(Collected data entries)
_____

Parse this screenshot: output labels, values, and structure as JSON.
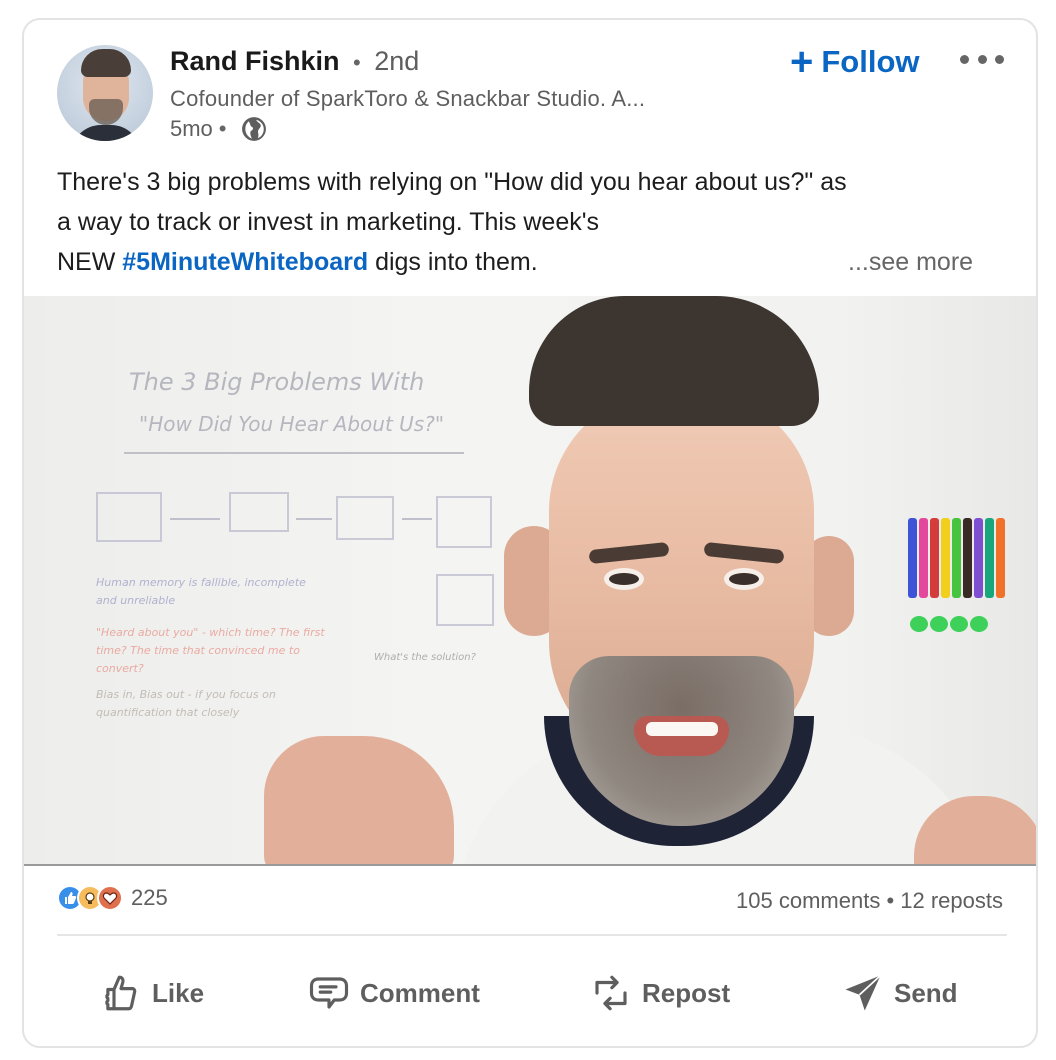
{
  "post": {
    "author": {
      "name": "Rand Fishkin",
      "separator": "•",
      "connection_degree": "2nd",
      "headline": "Cofounder of SparkToro & Snackbar Studio. A...",
      "time_ago": "5mo",
      "visibility_icon": "globe-icon"
    },
    "follow_label": "Follow",
    "follow_icon": "+",
    "more_icon": "ellipsis-icon",
    "text": {
      "line1": "There's 3 big problems with relying on \"How did you hear about us?\" as",
      "line2": "a way to track or invest in marketing. This week's",
      "line3_prefix": "NEW ",
      "hashtag": "#5MinuteWhiteboard",
      "line3_suffix": " digs into them.",
      "see_more": "...see more"
    },
    "video": {
      "whiteboard_title_1": "The 3 Big Problems With",
      "whiteboard_title_2": "\"How Did You Hear About Us?\"",
      "whiteboard_item_1": "Human memory is fallible, incomplete and unreliable",
      "whiteboard_item_2": "\"Heard about you\" - which time? The first time? The time that convinced me to convert?",
      "whiteboard_item_3": "Bias in, Bias out - if you focus on quantification that closely",
      "whiteboard_solution": "What's the solution?"
    },
    "social": {
      "reaction_icons": [
        "like-reaction-icon",
        "insightful-reaction-icon",
        "love-reaction-icon"
      ],
      "reaction_count": "225",
      "comments": "105 comments",
      "dot": " • ",
      "reposts": "12 reposts"
    },
    "actions": [
      {
        "label": "Like",
        "icon": "thumbs-up-icon"
      },
      {
        "label": "Comment",
        "icon": "comment-icon"
      },
      {
        "label": "Repost",
        "icon": "repost-icon"
      },
      {
        "label": "Send",
        "icon": "send-icon"
      }
    ],
    "colors": {
      "link_blue": "#0a66c2",
      "text_gray": "#5e5e5e",
      "like_blue": "#378fe9",
      "insight_yellow": "#f5bb5c",
      "love_red": "#df704d"
    }
  }
}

_____

__The problem__
The records above are to be restated exactly, without their pictures.

__The result__
Parse this screenshot: output labels, values, and structure as JSON.
{
  "post": {
    "author": {
      "name": "Rand Fishkin",
      "separator": "•",
      "connection_degree": "2nd",
      "headline": "Cofounder of SparkToro & Snackbar Studio. A...",
      "time_ago": "5mo",
      "visibility_icon": "globe-icon"
    },
    "follow_label": "Follow",
    "follow_icon": "+",
    "more_icon": "ellipsis-icon",
    "text": {
      "line1": "There's 3 big problems with relying on \"How did you hear about us?\" as",
      "line2": "a way to track or invest in marketing. This week's",
      "line3_prefix": "NEW ",
      "hashtag": "#5MinuteWhiteboard",
      "line3_suffix": " digs into them.",
      "see_more": "...see more"
    },
    "video": {
      "whiteboard_title_1": "The 3 Big Problems With",
      "whiteboard_title_2": "\"How Did You Hear About Us?\"",
      "whiteboard_item_1": "Human memory is fallible, incomplete and unreliable",
      "whiteboard_item_2": "\"Heard about you\" - which time? The first time? The time that convinced me to convert?",
      "whiteboard_item_3": "Bias in, Bias out - if you focus on quantification that closely",
      "whiteboard_solution": "What's the solution?"
    },
    "social": {
      "reaction_icons": [
        "like-reaction-icon",
        "insightful-reaction-icon",
        "love-reaction-icon"
      ],
      "reaction_count": "225",
      "comments": "105 comments",
      "dot": " • ",
      "reposts": "12 reposts"
    },
    "actions": [
      {
        "label": "Like",
        "icon": "thumbs-up-icon"
      },
      {
        "label": "Comment",
        "icon": "comment-icon"
      },
      {
        "label": "Repost",
        "icon": "repost-icon"
      },
      {
        "label": "Send",
        "icon": "send-icon"
      }
    ],
    "colors": {
      "link_blue": "#0a66c2",
      "text_gray": "#5e5e5e",
      "like_blue": "#378fe9",
      "insight_yellow": "#f5bb5c",
      "love_red": "#df704d"
    }
  }
}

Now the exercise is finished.